--- start Record excerpts ---
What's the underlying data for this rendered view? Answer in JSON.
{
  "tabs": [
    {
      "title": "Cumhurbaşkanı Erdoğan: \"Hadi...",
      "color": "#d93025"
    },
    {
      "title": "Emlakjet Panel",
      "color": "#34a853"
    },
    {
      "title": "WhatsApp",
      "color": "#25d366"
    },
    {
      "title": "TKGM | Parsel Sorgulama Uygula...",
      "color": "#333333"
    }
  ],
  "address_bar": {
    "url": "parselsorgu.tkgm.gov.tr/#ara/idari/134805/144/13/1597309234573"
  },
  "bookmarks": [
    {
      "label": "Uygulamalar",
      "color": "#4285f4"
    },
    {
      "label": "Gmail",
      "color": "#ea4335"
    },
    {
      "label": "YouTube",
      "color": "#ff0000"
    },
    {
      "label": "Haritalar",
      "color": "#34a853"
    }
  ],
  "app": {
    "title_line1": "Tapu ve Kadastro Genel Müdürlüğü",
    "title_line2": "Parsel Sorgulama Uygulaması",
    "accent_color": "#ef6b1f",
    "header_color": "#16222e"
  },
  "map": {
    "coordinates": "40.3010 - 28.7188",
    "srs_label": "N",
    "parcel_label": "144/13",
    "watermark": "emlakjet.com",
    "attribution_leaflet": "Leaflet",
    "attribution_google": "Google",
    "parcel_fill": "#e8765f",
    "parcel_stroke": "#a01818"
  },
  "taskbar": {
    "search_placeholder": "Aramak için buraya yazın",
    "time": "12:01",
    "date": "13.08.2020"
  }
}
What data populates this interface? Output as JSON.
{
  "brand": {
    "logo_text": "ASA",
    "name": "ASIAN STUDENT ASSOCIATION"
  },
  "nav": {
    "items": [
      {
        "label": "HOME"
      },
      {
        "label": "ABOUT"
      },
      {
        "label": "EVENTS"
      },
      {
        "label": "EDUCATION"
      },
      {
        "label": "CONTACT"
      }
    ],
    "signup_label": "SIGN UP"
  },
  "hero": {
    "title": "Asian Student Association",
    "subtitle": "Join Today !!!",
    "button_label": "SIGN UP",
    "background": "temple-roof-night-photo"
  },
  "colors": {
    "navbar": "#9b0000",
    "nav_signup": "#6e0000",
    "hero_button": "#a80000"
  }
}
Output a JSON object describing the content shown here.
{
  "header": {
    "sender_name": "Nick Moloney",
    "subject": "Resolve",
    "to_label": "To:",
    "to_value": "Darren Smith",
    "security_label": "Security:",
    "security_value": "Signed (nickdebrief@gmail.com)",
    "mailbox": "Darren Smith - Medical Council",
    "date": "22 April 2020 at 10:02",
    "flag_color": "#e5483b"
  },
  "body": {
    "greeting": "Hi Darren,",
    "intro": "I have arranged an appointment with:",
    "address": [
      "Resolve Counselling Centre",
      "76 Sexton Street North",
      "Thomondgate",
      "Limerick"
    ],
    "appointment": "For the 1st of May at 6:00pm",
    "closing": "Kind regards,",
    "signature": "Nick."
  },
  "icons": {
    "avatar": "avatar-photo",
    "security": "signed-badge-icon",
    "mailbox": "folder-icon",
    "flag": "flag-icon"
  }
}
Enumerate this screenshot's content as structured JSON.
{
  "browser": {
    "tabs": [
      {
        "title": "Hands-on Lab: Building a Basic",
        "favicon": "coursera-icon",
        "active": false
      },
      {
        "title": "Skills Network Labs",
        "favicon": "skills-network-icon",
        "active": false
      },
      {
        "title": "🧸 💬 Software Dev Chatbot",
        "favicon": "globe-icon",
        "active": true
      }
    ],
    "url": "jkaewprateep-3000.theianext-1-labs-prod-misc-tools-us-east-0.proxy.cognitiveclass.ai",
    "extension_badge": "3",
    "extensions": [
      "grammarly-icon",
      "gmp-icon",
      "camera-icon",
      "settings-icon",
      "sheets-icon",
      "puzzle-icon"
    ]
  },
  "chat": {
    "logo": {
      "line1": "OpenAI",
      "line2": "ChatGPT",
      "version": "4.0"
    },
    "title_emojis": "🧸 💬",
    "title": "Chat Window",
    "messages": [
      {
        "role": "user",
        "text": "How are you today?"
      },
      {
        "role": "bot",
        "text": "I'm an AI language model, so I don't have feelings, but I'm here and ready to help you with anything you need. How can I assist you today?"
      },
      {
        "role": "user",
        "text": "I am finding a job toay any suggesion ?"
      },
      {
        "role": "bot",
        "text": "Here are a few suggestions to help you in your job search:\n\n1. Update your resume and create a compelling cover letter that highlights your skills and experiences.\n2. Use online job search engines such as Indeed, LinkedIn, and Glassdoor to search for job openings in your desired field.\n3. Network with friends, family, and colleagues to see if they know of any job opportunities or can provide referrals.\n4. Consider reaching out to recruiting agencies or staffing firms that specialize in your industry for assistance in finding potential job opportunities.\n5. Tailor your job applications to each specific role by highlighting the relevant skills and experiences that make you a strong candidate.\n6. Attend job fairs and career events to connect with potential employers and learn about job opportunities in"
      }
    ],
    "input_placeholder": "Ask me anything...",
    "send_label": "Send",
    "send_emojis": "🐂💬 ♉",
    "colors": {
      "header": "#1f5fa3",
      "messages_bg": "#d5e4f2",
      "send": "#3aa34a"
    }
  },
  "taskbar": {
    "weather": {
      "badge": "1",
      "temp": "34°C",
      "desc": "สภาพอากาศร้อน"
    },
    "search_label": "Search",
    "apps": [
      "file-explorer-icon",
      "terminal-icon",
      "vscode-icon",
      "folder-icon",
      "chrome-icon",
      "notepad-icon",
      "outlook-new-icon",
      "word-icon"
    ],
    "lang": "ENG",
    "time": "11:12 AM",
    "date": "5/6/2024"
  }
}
--- end Record excerpts ---
Copy every line of the listing containing the string "this".

| Task output |
What's the underlying data for this rendered view? Answer in JSON.
What data populates this interface? Output as JSON.
Enumerate this screenshot's content as structured JSON.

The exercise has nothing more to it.